▸ **What is asked**: Looking through the listing, how many of its lines hold the word "State"? Answer with only the number.

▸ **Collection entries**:
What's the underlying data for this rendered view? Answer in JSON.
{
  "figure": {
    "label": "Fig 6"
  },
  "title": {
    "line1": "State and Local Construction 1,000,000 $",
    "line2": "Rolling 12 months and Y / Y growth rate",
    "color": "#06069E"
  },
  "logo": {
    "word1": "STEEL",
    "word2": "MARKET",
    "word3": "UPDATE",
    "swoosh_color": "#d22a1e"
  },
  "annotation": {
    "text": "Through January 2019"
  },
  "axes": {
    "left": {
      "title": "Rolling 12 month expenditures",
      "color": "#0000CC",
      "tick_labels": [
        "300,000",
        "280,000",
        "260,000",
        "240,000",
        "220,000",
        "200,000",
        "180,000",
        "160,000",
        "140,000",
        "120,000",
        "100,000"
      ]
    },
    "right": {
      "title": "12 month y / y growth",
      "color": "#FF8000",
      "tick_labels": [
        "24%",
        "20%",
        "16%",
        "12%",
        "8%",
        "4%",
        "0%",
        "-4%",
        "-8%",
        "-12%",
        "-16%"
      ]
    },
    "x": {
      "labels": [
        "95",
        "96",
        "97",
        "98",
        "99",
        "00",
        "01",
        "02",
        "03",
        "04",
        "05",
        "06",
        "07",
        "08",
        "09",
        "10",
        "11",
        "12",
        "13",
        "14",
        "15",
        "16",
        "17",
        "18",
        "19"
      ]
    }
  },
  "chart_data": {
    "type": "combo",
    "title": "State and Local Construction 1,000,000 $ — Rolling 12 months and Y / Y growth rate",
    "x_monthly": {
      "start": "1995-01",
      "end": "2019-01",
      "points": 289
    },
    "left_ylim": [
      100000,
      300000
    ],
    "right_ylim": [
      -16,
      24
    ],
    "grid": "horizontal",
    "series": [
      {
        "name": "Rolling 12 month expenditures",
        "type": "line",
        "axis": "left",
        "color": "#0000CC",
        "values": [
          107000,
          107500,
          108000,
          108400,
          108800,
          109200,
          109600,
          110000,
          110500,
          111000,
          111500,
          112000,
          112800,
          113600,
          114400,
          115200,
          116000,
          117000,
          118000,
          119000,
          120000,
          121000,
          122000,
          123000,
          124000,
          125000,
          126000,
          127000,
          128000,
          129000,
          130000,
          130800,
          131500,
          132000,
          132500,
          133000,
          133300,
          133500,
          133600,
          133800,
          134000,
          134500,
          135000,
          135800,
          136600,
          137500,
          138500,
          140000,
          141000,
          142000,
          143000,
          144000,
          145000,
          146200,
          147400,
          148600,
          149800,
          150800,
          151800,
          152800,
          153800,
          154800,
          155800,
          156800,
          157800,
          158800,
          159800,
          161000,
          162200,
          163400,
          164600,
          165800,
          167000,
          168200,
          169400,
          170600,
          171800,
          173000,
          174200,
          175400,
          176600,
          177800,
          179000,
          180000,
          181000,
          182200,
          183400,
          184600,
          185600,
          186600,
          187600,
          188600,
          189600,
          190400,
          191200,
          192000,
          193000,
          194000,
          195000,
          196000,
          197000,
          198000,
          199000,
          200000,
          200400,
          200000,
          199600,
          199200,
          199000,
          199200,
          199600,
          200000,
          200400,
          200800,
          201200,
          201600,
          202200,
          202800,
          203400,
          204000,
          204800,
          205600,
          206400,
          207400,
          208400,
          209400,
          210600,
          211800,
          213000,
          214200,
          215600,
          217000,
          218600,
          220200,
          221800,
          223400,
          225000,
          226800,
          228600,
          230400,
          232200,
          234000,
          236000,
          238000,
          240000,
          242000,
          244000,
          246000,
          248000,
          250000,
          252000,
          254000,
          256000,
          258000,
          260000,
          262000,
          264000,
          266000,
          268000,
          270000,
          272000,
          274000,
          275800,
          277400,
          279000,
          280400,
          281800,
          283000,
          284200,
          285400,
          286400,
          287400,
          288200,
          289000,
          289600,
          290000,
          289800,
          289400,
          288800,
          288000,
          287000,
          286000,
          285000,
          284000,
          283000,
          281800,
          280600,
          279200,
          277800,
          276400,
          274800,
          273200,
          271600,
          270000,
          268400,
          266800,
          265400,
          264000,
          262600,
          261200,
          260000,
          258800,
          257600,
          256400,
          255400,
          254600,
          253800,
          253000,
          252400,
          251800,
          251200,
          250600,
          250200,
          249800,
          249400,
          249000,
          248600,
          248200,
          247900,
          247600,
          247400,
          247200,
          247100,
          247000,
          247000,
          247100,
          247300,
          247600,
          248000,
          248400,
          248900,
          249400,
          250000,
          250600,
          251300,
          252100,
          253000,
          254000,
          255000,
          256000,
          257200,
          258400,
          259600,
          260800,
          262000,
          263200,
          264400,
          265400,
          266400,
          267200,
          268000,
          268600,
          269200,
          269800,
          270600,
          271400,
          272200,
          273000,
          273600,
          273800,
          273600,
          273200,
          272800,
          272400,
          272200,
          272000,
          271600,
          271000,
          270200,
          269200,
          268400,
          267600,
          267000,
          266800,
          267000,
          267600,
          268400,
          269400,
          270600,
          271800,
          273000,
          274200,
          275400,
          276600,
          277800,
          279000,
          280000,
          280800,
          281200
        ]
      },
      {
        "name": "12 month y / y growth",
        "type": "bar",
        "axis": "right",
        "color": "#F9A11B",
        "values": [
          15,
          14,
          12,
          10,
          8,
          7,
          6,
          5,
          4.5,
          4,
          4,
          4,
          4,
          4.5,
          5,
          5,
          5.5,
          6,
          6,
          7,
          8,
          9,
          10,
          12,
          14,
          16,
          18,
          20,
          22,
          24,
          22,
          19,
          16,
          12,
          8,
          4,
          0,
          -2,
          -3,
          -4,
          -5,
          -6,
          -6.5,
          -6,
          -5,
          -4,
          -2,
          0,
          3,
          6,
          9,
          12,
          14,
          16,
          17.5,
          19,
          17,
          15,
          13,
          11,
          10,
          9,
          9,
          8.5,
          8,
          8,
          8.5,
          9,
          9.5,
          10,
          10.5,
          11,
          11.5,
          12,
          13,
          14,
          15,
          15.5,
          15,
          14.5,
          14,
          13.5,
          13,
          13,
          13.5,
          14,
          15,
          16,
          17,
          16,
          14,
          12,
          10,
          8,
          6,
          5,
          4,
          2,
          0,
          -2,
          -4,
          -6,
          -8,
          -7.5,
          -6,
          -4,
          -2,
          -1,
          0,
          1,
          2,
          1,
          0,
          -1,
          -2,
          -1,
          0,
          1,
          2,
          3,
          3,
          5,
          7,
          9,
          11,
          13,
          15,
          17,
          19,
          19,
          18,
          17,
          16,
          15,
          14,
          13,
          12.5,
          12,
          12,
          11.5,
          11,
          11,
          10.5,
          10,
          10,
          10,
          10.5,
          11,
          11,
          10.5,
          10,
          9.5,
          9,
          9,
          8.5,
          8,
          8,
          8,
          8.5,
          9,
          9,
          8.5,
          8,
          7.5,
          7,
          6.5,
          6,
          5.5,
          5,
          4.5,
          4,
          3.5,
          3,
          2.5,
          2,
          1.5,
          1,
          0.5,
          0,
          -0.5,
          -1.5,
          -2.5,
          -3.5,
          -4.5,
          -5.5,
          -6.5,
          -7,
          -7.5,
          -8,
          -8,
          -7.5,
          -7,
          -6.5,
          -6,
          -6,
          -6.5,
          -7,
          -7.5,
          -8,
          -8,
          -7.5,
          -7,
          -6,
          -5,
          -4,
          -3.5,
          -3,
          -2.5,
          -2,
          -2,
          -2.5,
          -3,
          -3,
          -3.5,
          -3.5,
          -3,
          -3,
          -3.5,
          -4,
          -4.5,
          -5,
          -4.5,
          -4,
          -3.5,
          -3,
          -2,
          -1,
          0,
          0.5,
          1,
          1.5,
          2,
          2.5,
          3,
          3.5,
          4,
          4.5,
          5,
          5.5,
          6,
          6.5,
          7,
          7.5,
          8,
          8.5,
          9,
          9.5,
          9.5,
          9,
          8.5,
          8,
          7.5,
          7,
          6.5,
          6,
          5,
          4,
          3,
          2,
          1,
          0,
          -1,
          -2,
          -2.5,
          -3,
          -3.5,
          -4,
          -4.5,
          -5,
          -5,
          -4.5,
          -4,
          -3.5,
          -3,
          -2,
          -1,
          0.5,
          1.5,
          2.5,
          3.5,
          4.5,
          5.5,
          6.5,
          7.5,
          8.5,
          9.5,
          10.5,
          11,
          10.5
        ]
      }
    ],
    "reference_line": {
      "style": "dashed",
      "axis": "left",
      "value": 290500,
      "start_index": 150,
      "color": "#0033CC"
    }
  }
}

▸ **Expected answer**: 2